* _Provided data_:
-- START --

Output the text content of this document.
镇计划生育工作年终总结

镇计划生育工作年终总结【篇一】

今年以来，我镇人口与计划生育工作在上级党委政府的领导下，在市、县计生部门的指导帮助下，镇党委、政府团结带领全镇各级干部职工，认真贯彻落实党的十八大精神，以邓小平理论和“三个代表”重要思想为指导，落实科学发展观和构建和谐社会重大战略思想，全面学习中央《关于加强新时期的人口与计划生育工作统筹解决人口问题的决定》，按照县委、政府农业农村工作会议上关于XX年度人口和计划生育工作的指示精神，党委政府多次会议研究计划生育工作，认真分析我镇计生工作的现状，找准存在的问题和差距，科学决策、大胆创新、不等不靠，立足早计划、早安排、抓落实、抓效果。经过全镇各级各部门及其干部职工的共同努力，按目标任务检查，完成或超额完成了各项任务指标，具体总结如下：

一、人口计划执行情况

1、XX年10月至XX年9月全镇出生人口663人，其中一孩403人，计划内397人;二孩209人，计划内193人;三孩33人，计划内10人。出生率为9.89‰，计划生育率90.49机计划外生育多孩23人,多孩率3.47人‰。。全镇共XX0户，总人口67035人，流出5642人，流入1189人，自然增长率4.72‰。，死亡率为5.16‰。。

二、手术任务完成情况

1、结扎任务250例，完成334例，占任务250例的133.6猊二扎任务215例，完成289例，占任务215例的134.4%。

-- END --

* _Short exercise_:
Write out every entry above, word for word.

* _Reply_:
Output the text content of this document.
镇计划生育工作年终总结

镇计划生育工作年终总结【篇一】

今年以来，我镇人口与计划生育工作在上级党委政府的领导下，在市、县计生部门的指导帮助下，镇党委、政府团结带领全镇各级干部职工，认真贯彻落实党的十八大精神，以邓小平理论和“三个代表”重要思想为指导，落实科学发展观和构建和谐社会重大战略思想，全面学习中央《关于加强新时期的人口与计划生育工作统筹解决人口问题的决定》，按照县委、政府农业农村工作会议上关于XX年度人口和计划生育工作的指示精神，党委政府多次会议研究计划生育工作，认真分析我镇计生工作的现状，找准存在的问题和差距，科学决策、大胆创新、不等不靠，立足早计划、早安排、抓落实、抓效果。经过全镇各级各部门及其干部职工的共同努力，按目标任务检查，完成或超额完成了各项任务指标，具体总结如下：

一、人口计划执行情况

1、XX年10月至XX年9月全镇出生人口663人，其中一孩403人，计划内397人;二孩209人，计划内193人;三孩33人，计划内10人。出生率为9.89‰，计划生育率90.49机计划外生育多孩23人,多孩率3.47人‰。。全镇共XX0户，总人口67035人，流出5642人，流入1189人，自然增长率4.72‰。，死亡率为5.16‰。。

二、手术任务完成情况

1、结扎任务250例，完成334例，占任务250例的133.6猊二扎任务215例，完成289例，占任务215例的134.4%。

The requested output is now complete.